PROBLEM TO SOLVE: A single number is the answer here: how many lines of the entries contain "Ctrl"?

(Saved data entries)
_ _ _ _ _ _ _

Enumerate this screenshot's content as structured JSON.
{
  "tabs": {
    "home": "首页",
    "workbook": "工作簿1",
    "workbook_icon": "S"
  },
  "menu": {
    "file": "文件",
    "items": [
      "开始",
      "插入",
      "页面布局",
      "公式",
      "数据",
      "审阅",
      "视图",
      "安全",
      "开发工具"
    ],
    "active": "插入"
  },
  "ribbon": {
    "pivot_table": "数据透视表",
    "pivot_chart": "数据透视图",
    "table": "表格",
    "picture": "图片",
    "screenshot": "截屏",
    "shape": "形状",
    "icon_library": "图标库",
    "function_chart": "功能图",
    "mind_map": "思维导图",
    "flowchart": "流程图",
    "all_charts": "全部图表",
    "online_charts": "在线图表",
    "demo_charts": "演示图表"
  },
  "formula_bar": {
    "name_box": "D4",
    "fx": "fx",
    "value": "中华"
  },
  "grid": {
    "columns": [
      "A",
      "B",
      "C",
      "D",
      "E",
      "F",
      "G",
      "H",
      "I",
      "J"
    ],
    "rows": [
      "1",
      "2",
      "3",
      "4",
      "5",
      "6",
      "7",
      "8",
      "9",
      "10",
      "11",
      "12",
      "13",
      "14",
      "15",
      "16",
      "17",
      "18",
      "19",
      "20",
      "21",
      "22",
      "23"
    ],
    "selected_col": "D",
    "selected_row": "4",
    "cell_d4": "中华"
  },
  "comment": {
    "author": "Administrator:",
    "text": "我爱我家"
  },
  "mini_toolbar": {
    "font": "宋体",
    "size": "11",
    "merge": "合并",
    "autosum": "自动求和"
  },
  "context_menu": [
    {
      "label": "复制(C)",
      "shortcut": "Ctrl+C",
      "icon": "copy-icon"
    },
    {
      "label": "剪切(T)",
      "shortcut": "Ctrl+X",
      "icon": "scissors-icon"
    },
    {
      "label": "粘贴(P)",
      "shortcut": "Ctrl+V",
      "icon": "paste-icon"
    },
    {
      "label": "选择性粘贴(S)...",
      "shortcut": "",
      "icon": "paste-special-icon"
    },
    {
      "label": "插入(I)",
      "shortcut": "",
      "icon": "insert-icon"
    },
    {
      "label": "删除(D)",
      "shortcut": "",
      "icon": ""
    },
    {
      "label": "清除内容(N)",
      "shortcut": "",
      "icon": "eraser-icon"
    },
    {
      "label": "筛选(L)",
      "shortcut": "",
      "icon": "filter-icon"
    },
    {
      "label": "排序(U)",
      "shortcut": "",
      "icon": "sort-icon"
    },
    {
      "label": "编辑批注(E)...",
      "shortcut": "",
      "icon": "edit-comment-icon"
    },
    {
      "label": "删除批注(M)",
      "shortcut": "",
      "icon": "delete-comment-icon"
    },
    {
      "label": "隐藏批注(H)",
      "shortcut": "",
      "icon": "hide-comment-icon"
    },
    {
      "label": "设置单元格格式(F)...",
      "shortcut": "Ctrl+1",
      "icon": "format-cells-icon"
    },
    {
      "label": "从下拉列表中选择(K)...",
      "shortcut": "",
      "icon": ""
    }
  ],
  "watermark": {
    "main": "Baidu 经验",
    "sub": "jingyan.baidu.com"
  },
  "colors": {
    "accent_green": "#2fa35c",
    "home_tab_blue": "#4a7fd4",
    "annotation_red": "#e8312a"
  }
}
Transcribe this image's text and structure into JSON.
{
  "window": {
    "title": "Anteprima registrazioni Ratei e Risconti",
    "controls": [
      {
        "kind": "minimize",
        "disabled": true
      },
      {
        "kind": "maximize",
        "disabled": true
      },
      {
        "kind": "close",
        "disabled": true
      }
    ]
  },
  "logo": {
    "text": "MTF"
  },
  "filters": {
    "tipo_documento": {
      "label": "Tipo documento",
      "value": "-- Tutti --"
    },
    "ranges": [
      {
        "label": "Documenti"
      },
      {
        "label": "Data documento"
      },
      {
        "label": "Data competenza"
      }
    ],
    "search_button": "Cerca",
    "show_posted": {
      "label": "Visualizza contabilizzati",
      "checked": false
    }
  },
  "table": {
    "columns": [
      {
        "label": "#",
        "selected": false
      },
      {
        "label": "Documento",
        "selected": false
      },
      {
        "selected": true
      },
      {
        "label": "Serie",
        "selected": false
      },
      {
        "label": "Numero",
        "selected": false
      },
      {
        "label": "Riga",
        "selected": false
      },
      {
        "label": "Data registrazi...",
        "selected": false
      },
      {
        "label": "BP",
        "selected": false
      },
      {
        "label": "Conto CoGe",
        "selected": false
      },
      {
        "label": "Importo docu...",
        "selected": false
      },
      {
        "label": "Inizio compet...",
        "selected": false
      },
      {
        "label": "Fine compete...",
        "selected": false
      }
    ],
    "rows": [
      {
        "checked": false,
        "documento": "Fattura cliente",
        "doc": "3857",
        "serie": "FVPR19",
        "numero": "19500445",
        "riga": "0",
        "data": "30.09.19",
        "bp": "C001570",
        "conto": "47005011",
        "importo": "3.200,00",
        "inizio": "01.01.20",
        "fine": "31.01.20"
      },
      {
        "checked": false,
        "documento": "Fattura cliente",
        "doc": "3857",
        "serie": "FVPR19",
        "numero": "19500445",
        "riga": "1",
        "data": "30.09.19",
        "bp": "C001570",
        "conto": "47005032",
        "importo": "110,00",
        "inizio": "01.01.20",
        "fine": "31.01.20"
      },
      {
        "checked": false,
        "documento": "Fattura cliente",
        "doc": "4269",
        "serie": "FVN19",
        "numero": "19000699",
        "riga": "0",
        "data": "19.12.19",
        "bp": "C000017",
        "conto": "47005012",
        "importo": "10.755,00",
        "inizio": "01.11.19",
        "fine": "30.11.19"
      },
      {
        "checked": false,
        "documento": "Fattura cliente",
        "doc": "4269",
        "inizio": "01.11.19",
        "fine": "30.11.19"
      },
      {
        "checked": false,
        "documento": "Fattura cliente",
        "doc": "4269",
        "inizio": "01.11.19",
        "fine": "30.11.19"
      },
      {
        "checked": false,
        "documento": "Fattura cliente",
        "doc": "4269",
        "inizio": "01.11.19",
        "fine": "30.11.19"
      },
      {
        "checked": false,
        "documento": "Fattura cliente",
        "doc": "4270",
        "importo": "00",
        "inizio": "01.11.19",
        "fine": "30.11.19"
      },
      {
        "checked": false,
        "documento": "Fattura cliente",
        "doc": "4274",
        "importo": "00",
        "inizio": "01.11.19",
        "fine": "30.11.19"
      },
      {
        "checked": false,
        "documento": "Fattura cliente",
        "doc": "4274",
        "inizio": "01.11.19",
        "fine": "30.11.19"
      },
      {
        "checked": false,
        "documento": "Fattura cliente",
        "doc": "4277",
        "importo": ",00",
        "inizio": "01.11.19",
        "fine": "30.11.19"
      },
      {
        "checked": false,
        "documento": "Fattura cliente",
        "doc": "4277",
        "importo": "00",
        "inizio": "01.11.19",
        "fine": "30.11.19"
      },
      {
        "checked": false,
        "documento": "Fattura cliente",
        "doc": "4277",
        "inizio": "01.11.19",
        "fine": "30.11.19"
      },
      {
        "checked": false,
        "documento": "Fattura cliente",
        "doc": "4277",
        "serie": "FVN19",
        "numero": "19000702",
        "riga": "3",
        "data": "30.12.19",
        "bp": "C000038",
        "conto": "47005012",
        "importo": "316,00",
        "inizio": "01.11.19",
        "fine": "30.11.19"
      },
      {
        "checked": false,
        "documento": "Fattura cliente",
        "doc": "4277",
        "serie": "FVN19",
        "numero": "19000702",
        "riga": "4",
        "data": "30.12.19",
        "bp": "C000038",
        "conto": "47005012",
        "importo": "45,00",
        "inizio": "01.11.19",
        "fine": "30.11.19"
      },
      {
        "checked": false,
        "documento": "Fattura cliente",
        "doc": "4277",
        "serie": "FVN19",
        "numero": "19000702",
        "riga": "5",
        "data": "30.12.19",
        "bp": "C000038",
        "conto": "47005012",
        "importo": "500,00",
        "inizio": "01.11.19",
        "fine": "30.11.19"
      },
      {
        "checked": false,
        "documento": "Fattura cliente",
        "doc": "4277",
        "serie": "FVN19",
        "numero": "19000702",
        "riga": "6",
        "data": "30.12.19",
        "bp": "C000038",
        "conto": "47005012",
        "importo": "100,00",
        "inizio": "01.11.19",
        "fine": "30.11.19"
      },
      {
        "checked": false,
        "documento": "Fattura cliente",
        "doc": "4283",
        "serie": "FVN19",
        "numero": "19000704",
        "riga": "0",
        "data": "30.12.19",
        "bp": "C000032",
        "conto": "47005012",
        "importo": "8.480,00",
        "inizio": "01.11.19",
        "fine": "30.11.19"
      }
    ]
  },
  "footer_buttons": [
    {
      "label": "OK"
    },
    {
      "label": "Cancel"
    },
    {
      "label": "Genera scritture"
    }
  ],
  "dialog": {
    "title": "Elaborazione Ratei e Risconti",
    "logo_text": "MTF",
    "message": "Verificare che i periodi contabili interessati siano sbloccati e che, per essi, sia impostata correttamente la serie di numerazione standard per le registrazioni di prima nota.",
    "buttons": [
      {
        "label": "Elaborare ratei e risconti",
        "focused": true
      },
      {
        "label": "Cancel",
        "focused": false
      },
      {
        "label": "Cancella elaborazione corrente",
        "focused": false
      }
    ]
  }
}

_ _ _ _ _ _ _

FINISHED EXERCISE: 4